╭─ Extracted entries

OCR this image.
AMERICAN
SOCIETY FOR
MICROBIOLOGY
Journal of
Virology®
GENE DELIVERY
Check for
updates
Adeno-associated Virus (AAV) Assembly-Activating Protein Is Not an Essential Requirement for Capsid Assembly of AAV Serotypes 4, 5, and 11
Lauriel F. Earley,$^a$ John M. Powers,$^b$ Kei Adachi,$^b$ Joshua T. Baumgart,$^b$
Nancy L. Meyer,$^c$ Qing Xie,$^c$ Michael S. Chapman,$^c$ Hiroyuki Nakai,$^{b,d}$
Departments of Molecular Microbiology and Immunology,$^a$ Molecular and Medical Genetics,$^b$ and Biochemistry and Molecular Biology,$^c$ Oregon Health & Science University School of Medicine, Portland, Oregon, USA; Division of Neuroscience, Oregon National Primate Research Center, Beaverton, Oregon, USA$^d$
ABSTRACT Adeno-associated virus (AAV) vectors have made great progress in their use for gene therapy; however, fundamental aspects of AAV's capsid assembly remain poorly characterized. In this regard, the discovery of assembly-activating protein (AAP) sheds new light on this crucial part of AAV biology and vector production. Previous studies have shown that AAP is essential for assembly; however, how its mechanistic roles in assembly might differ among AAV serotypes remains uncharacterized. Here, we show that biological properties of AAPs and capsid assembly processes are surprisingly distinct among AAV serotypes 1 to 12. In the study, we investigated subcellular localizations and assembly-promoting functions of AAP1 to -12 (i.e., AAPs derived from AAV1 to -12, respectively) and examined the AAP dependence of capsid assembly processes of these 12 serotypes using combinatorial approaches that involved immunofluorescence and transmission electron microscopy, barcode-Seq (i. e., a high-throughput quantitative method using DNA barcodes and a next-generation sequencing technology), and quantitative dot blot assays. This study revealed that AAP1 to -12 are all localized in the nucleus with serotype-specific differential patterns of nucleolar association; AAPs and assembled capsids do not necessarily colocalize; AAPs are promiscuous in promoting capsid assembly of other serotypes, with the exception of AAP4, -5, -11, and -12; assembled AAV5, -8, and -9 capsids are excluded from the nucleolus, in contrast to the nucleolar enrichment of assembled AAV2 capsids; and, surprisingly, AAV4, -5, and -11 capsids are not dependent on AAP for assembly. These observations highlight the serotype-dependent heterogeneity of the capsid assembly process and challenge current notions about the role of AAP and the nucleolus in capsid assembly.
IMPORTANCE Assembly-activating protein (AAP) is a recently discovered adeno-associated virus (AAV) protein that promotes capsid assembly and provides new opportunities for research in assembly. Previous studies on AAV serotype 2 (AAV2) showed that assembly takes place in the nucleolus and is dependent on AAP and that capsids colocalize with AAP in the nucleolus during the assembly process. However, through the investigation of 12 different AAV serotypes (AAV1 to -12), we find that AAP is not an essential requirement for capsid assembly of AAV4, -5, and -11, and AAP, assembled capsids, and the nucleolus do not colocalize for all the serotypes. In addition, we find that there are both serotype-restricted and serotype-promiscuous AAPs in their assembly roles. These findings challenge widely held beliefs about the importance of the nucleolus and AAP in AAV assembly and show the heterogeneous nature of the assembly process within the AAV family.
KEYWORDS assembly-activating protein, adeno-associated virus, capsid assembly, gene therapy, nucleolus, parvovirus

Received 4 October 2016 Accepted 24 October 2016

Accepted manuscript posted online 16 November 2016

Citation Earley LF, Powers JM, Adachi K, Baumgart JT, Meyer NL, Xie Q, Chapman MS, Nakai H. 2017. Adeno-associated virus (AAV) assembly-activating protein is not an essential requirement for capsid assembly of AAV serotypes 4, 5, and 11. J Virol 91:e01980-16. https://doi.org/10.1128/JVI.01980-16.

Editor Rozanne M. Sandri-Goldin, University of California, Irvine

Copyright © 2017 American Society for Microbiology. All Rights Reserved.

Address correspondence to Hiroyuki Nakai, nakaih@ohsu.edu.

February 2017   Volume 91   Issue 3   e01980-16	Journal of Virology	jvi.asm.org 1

╰─

Reproduce the records above exactly.

OCR this image.
AMERICAN
SOCIETY FOR
MICROBIOLOGY
Journal of
Virology®
GENE DELIVERY
Check for
updates
Adeno-associated Virus (AAV) Assembly-Activating Protein Is Not an Essential Requirement for Capsid Assembly of AAV Serotypes 4, 5, and 11
Lauriel F. Earley,$^a$ John M. Powers,$^b$ Kei Adachi,$^b$ Joshua T. Baumgart,$^b$
Nancy L. Meyer,$^c$ Qing Xie,$^c$ Michael S. Chapman,$^c$ Hiroyuki Nakai,$^{b,d}$
Departments of Molecular Microbiology and Immunology,$^a$ Molecular and Medical Genetics,$^b$ and Biochemistry and Molecular Biology,$^c$ Oregon Health & Science University School of Medicine, Portland, Oregon, USA; Division of Neuroscience, Oregon National Primate Research Center, Beaverton, Oregon, USA$^d$
ABSTRACT Adeno-associated virus (AAV) vectors have made great progress in their use for gene therapy; however, fundamental aspects of AAV's capsid assembly remain poorly characterized. In this regard, the discovery of assembly-activating protein (AAP) sheds new light on this crucial part of AAV biology and vector production. Previous studies have shown that AAP is essential for assembly; however, how its mechanistic roles in assembly might differ among AAV serotypes remains uncharacterized. Here, we show that biological properties of AAPs and capsid assembly processes are surprisingly distinct among AAV serotypes 1 to 12. In the study, we investigated subcellular localizations and assembly-promoting functions of AAP1 to -12 (i.e., AAPs derived from AAV1 to -12, respectively) and examined the AAP dependence of capsid assembly processes of these 12 serotypes using combinatorial approaches that involved immunofluorescence and transmission electron microscopy, barcode-Seq (i. e., a high-throughput quantitative method using DNA barcodes and a next-generation sequencing technology), and quantitative dot blot assays. This study revealed that AAP1 to -12 are all localized in the nucleus with serotype-specific differential patterns of nucleolar association; AAPs and assembled capsids do not necessarily colocalize; AAPs are promiscuous in promoting capsid assembly of other serotypes, with the exception of AAP4, -5, -11, and -12; assembled AAV5, -8, and -9 capsids are excluded from the nucleolus, in contrast to the nucleolar enrichment of assembled AAV2 capsids; and, surprisingly, AAV4, -5, and -11 capsids are not dependent on AAP for assembly. These observations highlight the serotype-dependent heterogeneity of the capsid assembly process and challenge current notions about the role of AAP and the nucleolus in capsid assembly.
IMPORTANCE Assembly-activating protein (AAP) is a recently discovered adeno-associated virus (AAV) protein that promotes capsid assembly and provides new opportunities for research in assembly. Previous studies on AAV serotype 2 (AAV2) showed that assembly takes place in the nucleolus and is dependent on AAP and that capsids colocalize with AAP in the nucleolus during the assembly process. However, through the investigation of 12 different AAV serotypes (AAV1 to -12), we find that AAP is not an essential requirement for capsid assembly of AAV4, -5, and -11, and AAP, assembled capsids, and the nucleolus do not colocalize for all the serotypes. In addition, we find that there are both serotype-restricted and serotype-promiscuous AAPs in their assembly roles. These findings challenge widely held beliefs about the importance of the nucleolus and AAP in AAV assembly and show the heterogeneous nature of the assembly process within the AAV family.
KEYWORDS assembly-activating protein, adeno-associated virus, capsid assembly, gene therapy, nucleolus, parvovirus

Received 4 October 2016 Accepted 24 October 2016

Accepted manuscript posted online 16 November 2016

Citation Earley LF, Powers JM, Adachi K, Baumgart JT, Meyer NL, Xie Q, Chapman MS, Nakai H. 2017. Adeno-associated virus (AAV) assembly-activating protein is not an essential requirement for capsid assembly of AAV serotypes 4, 5, and 11. J Virol 91:e01980-16. https://doi.org/10.1128/JVI.01980-16.

Editor Rozanne M. Sandri-Goldin, University of California, Irvine

Copyright © 2017 American Society for Microbiology. All Rights Reserved.

Address correspondence to Hiroyuki Nakai, nakaih@ohsu.edu.

February 2017   Volume 91   Issue 3   e01980-16	Journal of Virology	jvi.asm.org 1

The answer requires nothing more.